THE EXERCISE:
Set down each entry from the block beneath, exactly as written.

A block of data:
..............................
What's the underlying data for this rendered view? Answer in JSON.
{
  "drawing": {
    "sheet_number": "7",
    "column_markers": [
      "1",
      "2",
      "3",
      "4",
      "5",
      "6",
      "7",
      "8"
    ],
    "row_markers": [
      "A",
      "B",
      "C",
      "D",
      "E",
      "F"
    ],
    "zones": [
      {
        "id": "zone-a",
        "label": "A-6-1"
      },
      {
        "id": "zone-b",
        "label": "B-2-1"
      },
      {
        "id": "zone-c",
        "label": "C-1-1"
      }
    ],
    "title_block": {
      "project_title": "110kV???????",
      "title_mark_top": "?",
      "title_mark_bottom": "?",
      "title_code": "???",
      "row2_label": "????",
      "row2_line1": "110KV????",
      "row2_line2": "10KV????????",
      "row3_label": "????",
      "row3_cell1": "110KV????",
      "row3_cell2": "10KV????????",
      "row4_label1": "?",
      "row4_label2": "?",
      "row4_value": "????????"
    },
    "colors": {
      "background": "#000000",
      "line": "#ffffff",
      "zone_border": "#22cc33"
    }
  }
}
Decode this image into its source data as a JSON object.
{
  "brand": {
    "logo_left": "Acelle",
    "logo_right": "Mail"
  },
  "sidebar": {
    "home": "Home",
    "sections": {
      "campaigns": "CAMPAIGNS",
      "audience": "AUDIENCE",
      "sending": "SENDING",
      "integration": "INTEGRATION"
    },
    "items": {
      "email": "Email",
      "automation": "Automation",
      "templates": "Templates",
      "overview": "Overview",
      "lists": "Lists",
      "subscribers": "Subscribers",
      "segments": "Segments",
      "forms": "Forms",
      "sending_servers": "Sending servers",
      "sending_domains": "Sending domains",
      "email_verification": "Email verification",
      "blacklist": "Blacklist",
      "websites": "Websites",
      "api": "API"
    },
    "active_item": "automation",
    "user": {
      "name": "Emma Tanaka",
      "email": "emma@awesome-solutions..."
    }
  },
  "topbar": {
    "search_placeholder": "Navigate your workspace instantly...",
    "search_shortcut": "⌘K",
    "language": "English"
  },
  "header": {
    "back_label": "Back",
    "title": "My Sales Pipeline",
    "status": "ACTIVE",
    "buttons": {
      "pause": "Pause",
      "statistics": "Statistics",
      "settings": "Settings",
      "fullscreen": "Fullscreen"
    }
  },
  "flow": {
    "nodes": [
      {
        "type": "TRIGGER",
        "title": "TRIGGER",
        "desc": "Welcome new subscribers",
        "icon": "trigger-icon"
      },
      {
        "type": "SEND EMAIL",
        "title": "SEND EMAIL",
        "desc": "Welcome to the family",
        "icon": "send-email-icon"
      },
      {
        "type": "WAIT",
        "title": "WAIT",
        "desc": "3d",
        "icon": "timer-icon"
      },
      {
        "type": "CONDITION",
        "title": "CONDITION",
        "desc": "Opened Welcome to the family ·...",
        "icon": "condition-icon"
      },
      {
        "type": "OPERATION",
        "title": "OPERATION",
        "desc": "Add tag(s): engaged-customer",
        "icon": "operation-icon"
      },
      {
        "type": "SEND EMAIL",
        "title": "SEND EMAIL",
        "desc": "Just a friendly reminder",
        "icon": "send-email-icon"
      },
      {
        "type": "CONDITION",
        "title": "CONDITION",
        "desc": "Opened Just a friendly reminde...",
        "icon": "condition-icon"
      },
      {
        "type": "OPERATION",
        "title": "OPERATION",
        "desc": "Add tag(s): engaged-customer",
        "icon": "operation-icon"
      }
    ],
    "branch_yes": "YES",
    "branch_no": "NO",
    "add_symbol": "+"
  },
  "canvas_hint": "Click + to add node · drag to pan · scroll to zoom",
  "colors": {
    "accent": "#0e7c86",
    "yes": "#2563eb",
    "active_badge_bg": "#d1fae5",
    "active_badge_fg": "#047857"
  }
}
..............................
FULL ANSWER:
What's the underlying data for this rendered view? Answer in JSON.
{
  "drawing": {
    "sheet_number": "7",
    "column_markers": [
      "1",
      "2",
      "3",
      "4",
      "5",
      "6",
      "7",
      "8"
    ],
    "row_markers": [
      "A",
      "B",
      "C",
      "D",
      "E",
      "F"
    ],
    "zones": [
      {
        "id": "zone-a",
        "label": "A-6-1"
      },
      {
        "id": "zone-b",
        "label": "B-2-1"
      },
      {
        "id": "zone-c",
        "label": "C-1-1"
      }
    ],
    "title_block": {
      "project_title": "110kV???????",
      "title_mark_top": "?",
      "title_mark_bottom": "?",
      "title_code": "???",
      "row2_label": "????",
      "row2_line1": "110KV????",
      "row2_line2": "10KV????????",
      "row3_label": "????",
      "row3_cell1": "110KV????",
      "row3_cell2": "10KV????????",
      "row4_label1": "?",
      "row4_label2": "?",
      "row4_value": "????????"
    },
    "colors": {
      "background": "#000000",
      "line": "#ffffff",
      "zone_border": "#22cc33"
    }
  }
}
Decode this image into its source data as a JSON object.
{
  "brand": {
    "logo_left": "Acelle",
    "logo_right": "Mail"
  },
  "sidebar": {
    "home": "Home",
    "sections": {
      "campaigns": "CAMPAIGNS",
      "audience": "AUDIENCE",
      "sending": "SENDING",
      "integration": "INTEGRATION"
    },
    "items": {
      "email": "Email",
      "automation": "Automation",
      "templates": "Templates",
      "overview": "Overview",
      "lists": "Lists",
      "subscribers": "Subscribers",
      "segments": "Segments",
      "forms": "Forms",
      "sending_servers": "Sending servers",
      "sending_domains": "Sending domains",
      "email_verification": "Email verification",
      "blacklist": "Blacklist",
      "websites": "Websites",
      "api": "API"
    },
    "active_item": "automation",
    "user": {
      "name": "Emma Tanaka",
      "email": "emma@awesome-solutions..."
    }
  },
  "topbar": {
    "search_placeholder": "Navigate your workspace instantly...",
    "search_shortcut": "⌘K",
    "language": "English"
  },
  "header": {
    "back_label": "Back",
    "title": "My Sales Pipeline",
    "status": "ACTIVE",
    "buttons": {
      "pause": "Pause",
      "statistics": "Statistics",
      "settings": "Settings",
      "fullscreen": "Fullscreen"
    }
  },
  "flow": {
    "nodes": [
      {
        "type": "TRIGGER",
        "title": "TRIGGER",
        "desc": "Welcome new subscribers",
        "icon": "trigger-icon"
      },
      {
        "type": "SEND EMAIL",
        "title": "SEND EMAIL",
        "desc": "Welcome to the family",
        "icon": "send-email-icon"
      },
      {
        "type": "WAIT",
        "title": "WAIT",
        "desc": "3d",
        "icon": "timer-icon"
      },
      {
        "type": "CONDITION",
        "title": "CONDITION",
        "desc": "Opened Welcome to the family ·...",
        "icon": "condition-icon"
      },
      {
        "type": "OPERATION",
        "title": "OPERATION",
        "desc": "Add tag(s): engaged-customer",
        "icon": "operation-icon"
      },
      {
        "type": "SEND EMAIL",
        "title": "SEND EMAIL",
        "desc": "Just a friendly reminder",
        "icon": "send-email-icon"
      },
      {
        "type": "CONDITION",
        "title": "CONDITION",
        "desc": "Opened Just a friendly reminde...",
        "icon": "condition-icon"
      },
      {
        "type": "OPERATION",
        "title": "OPERATION",
        "desc": "Add tag(s): engaged-customer",
        "icon": "operation-icon"
      }
    ],
    "branch_yes": "YES",
    "branch_no": "NO",
    "add_symbol": "+"
  },
  "canvas_hint": "Click + to add node · drag to pan · scroll to zoom",
  "colors": {
    "accent": "#0e7c86",
    "yes": "#2563eb",
    "active_badge_bg": "#d1fae5",
    "active_badge_fg": "#047857"
  }
}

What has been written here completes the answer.